Short task: Repeat the material verbatim and drop the pictures.

Dataset:
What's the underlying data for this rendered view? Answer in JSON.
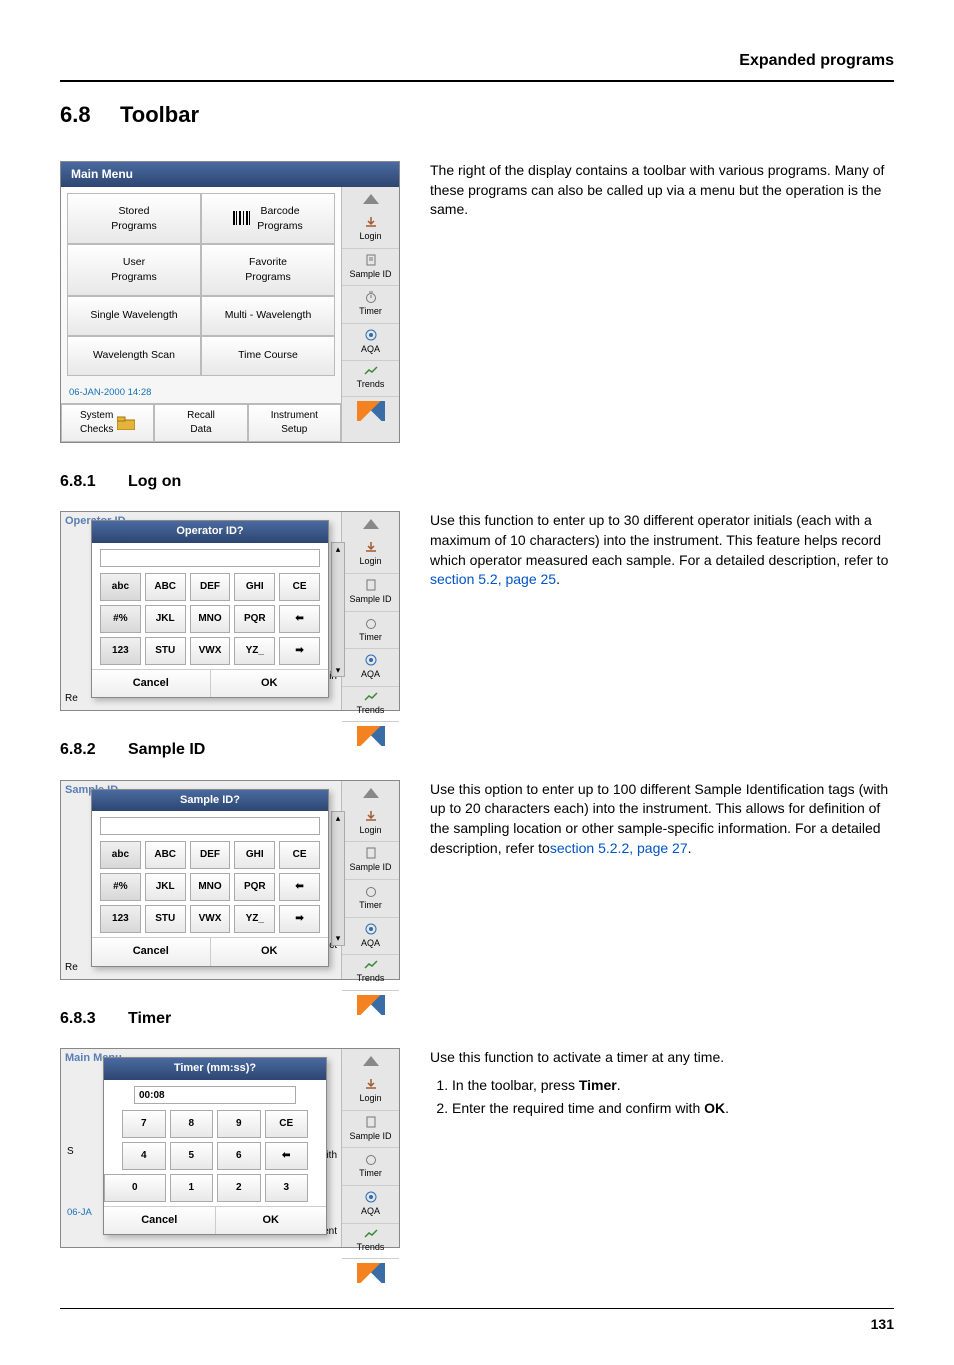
{
  "header": {
    "category": "Expanded programs"
  },
  "section": {
    "num": "6.8",
    "title": "Toolbar"
  },
  "sub1": {
    "num": "6.8.1",
    "title": "Log on"
  },
  "sub2": {
    "num": "6.8.2",
    "title": "Sample ID"
  },
  "sub3": {
    "num": "6.8.3",
    "title": "Timer"
  },
  "page": "131",
  "toolbar_text": "The right of the display contains a toolbar with various programs. Many of these programs can also be called up via a menu but the operation is the same.",
  "logon_text_prefix": "Use this function to enter up to 30 different operator initials (each with a maximum of 10 characters) into the instrument. This feature helps record which operator measured each sample. For a detailed description, refer to ",
  "logon_link": "section 5.2, page 25",
  "dot": ".",
  "sample_text_prefix": "Use this option to enter up to 100 different Sample Identification tags (with up to 20 characters each) into the instrument. This allows for  definition of the sampling location or other sample-specific information. For a detailed description, refer to",
  "sample_link": "section 5.2.2, page 27",
  "timer_text": "Use this function to activate a timer at any time.",
  "timer_step1_pre": "In the toolbar, press ",
  "timer_step1_bold": "Timer",
  "timer_step2_pre": "Enter the required time and confirm with ",
  "timer_step2_bold": "OK",
  "mainmenu": {
    "title": "Main Menu",
    "cells": {
      "stored": "Stored\nPrograms",
      "barcode": "Barcode\nPrograms",
      "user": "User\nPrograms",
      "favorite": "Favorite\nPrograms",
      "single": "Single Wavelength",
      "multi": "Multi - Wavelength",
      "scan": "Wavelength Scan",
      "time": "Time Course"
    },
    "date": "06-JAN-2000  14:28",
    "bottom": {
      "system": "System\nChecks",
      "recall": "Recall\nData",
      "instrument": "Instrument\nSetup"
    }
  },
  "sidebar": {
    "login": "Login",
    "sample": "Sample ID",
    "timer": "Timer",
    "aqa": "AQA",
    "trends": "Trends"
  },
  "op_dialog": {
    "bg_title": "Operator ID",
    "title": "Operator ID?",
    "row1": [
      "abc",
      "ABC",
      "DEF",
      "GHI",
      "CE"
    ],
    "row2": [
      "#%",
      "JKL",
      "MNO",
      "PQR",
      "⬅"
    ],
    "row3": [
      "123",
      "STU",
      "VWX",
      "YZ_",
      "➡"
    ],
    "cancel": "Cancel",
    "ok": "OK",
    "bg_bottom": "Re",
    "bg_right": "gin"
  },
  "samp_dialog": {
    "bg_title": "Sample ID",
    "title": "Sample ID?",
    "row1": [
      "abc",
      "ABC",
      "DEF",
      "GHI",
      "CE"
    ],
    "row2": [
      "#%",
      "JKL",
      "MNO",
      "PQR",
      "⬅"
    ],
    "row3": [
      "123",
      "STU",
      "VWX",
      "YZ_",
      "➡"
    ],
    "cancel": "Cancel",
    "ok": "OK",
    "bg_bottom": "Re",
    "bg_right": "ect"
  },
  "timer_dialog": {
    "bg_title": "Main Menu",
    "title": "Timer (mm:ss)?",
    "value": "00:08",
    "row1": [
      "7",
      "8",
      "9",
      "CE"
    ],
    "row2": [
      "4",
      "5",
      "6",
      "⬅"
    ],
    "row3": [
      "0",
      "1",
      "2",
      "3"
    ],
    "cancel": "Cancel",
    "ok": "OK",
    "bg_left1": "S",
    "bg_left2": "",
    "bg_date": "06-JA",
    "bg_right_mid": "ith",
    "bg_right_bot": "ent"
  }
}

Finished answer:
What's the underlying data for this rendered view? Answer in JSON.
{
  "header": {
    "category": "Expanded programs"
  },
  "section": {
    "num": "6.8",
    "title": "Toolbar"
  },
  "sub1": {
    "num": "6.8.1",
    "title": "Log on"
  },
  "sub2": {
    "num": "6.8.2",
    "title": "Sample ID"
  },
  "sub3": {
    "num": "6.8.3",
    "title": "Timer"
  },
  "page": "131",
  "toolbar_text": "The right of the display contains a toolbar with various programs. Many of these programs can also be called up via a menu but the operation is the same.",
  "logon_text_prefix": "Use this function to enter up to 30 different operator initials (each with a maximum of 10 characters) into the instrument. This feature helps record which operator measured each sample. For a detailed description, refer to ",
  "logon_link": "section 5.2, page 25",
  "dot": ".",
  "sample_text_prefix": "Use this option to enter up to 100 different Sample Identification tags (with up to 20 characters each) into the instrument. This allows for  definition of the sampling location or other sample-specific information. For a detailed description, refer to",
  "sample_link": "section 5.2.2, page 27",
  "timer_text": "Use this function to activate a timer at any time.",
  "timer_step1_pre": "In the toolbar, press ",
  "timer_step1_bold": "Timer",
  "timer_step2_pre": "Enter the required time and confirm with ",
  "timer_step2_bold": "OK",
  "mainmenu": {
    "title": "Main Menu",
    "cells": {
      "stored": "Stored\nPrograms",
      "barcode": "Barcode\nPrograms",
      "user": "User\nPrograms",
      "favorite": "Favorite\nPrograms",
      "single": "Single Wavelength",
      "multi": "Multi - Wavelength",
      "scan": "Wavelength Scan",
      "time": "Time Course"
    },
    "date": "06-JAN-2000  14:28",
    "bottom": {
      "system": "System\nChecks",
      "recall": "Recall\nData",
      "instrument": "Instrument\nSetup"
    }
  },
  "sidebar": {
    "login": "Login",
    "sample": "Sample ID",
    "timer": "Timer",
    "aqa": "AQA",
    "trends": "Trends"
  },
  "op_dialog": {
    "bg_title": "Operator ID",
    "title": "Operator ID?",
    "row1": [
      "abc",
      "ABC",
      "DEF",
      "GHI",
      "CE"
    ],
    "row2": [
      "#%",
      "JKL",
      "MNO",
      "PQR",
      "⬅"
    ],
    "row3": [
      "123",
      "STU",
      "VWX",
      "YZ_",
      "➡"
    ],
    "cancel": "Cancel",
    "ok": "OK",
    "bg_bottom": "Re",
    "bg_right": "gin"
  },
  "samp_dialog": {
    "bg_title": "Sample ID",
    "title": "Sample ID?",
    "row1": [
      "abc",
      "ABC",
      "DEF",
      "GHI",
      "CE"
    ],
    "row2": [
      "#%",
      "JKL",
      "MNO",
      "PQR",
      "⬅"
    ],
    "row3": [
      "123",
      "STU",
      "VWX",
      "YZ_",
      "➡"
    ],
    "cancel": "Cancel",
    "ok": "OK",
    "bg_bottom": "Re",
    "bg_right": "ect"
  },
  "timer_dialog": {
    "bg_title": "Main Menu",
    "title": "Timer (mm:ss)?",
    "value": "00:08",
    "row1": [
      "7",
      "8",
      "9",
      "CE"
    ],
    "row2": [
      "4",
      "5",
      "6",
      "⬅"
    ],
    "row3": [
      "0",
      "1",
      "2",
      "3"
    ],
    "cancel": "Cancel",
    "ok": "OK",
    "bg_left1": "S",
    "bg_left2": "",
    "bg_date": "06-JA",
    "bg_right_mid": "ith",
    "bg_right_bot": "ent"
  }
}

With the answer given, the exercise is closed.